DATA FOR THIS EXERCISE
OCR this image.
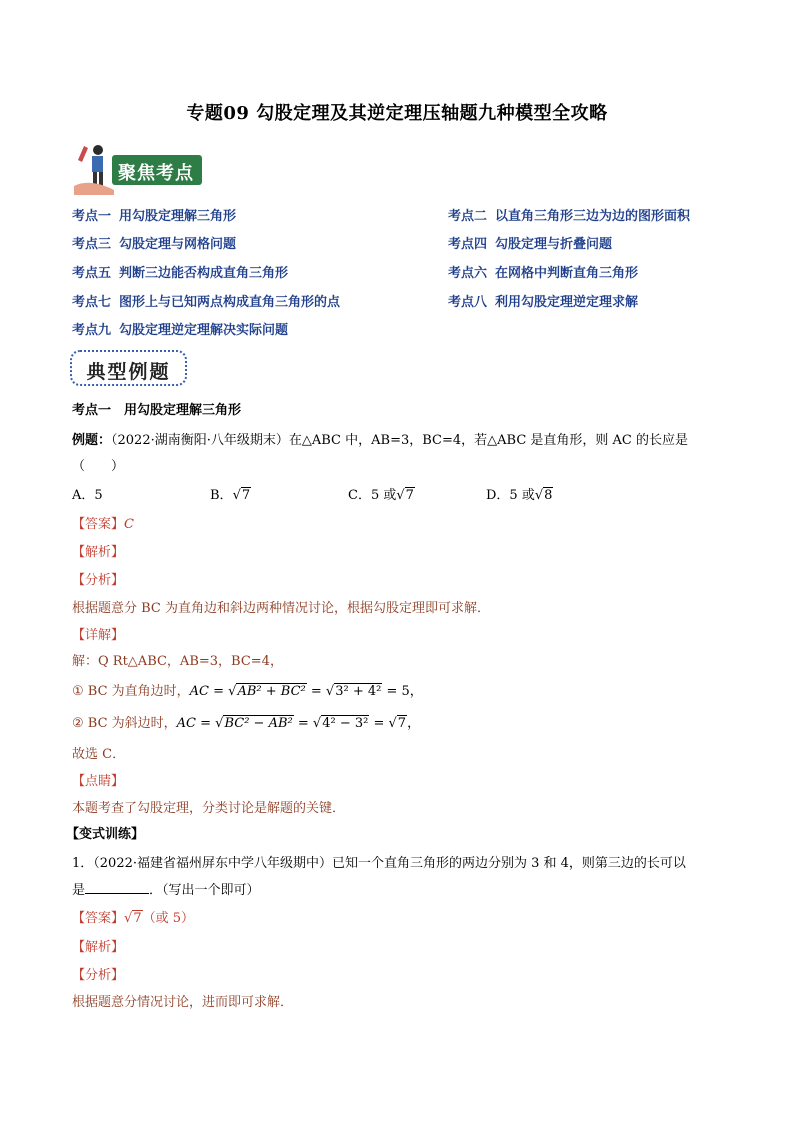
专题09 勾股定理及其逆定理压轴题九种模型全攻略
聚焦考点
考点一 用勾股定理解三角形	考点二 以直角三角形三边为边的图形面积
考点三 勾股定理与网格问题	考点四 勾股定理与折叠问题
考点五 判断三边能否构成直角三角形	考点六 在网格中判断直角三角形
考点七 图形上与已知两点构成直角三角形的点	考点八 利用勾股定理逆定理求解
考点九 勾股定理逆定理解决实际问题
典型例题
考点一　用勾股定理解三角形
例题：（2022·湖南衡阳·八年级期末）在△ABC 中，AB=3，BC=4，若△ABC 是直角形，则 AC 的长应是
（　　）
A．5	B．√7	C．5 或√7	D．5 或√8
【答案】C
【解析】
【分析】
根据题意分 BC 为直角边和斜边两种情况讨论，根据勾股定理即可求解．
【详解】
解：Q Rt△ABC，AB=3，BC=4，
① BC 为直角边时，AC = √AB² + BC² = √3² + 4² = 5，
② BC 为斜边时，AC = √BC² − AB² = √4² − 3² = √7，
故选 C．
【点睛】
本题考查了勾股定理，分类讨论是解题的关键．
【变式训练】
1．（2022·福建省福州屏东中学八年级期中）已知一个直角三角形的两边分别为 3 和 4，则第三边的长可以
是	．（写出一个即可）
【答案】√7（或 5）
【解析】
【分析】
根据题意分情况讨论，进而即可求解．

GOAL
Quote every line word for word and keep the images out of the copy.

WORKED ANSWER
OCR this image.
专题09 勾股定理及其逆定理压轴题九种模型全攻略
聚焦考点
考点一 用勾股定理解三角形	考点二 以直角三角形三边为边的图形面积
考点三 勾股定理与网格问题	考点四 勾股定理与折叠问题
考点五 判断三边能否构成直角三角形	考点六 在网格中判断直角三角形
考点七 图形上与已知两点构成直角三角形的点	考点八 利用勾股定理逆定理求解
考点九 勾股定理逆定理解决实际问题
典型例题
考点一　用勾股定理解三角形
例题：（2022·湖南衡阳·八年级期末）在△ABC 中，AB=3，BC=4，若△ABC 是直角形，则 AC 的长应是
（　　）
A．5	B．√7	C．5 或√7	D．5 或√8
【答案】C
【解析】
【分析】
根据题意分 BC 为直角边和斜边两种情况讨论，根据勾股定理即可求解．
【详解】
解：Q Rt△ABC，AB=3，BC=4，
① BC 为直角边时，AC = √AB² + BC² = √3² + 4² = 5，
② BC 为斜边时，AC = √BC² − AB² = √4² − 3² = √7，
故选 C．
【点睛】
本题考查了勾股定理，分类讨论是解题的关键．
【变式训练】
1．（2022·福建省福州屏东中学八年级期中）已知一个直角三角形的两边分别为 3 和 4，则第三边的长可以
是	．（写出一个即可）
【答案】√7（或 5）
【解析】
【分析】
根据题意分情况讨论，进而即可求解．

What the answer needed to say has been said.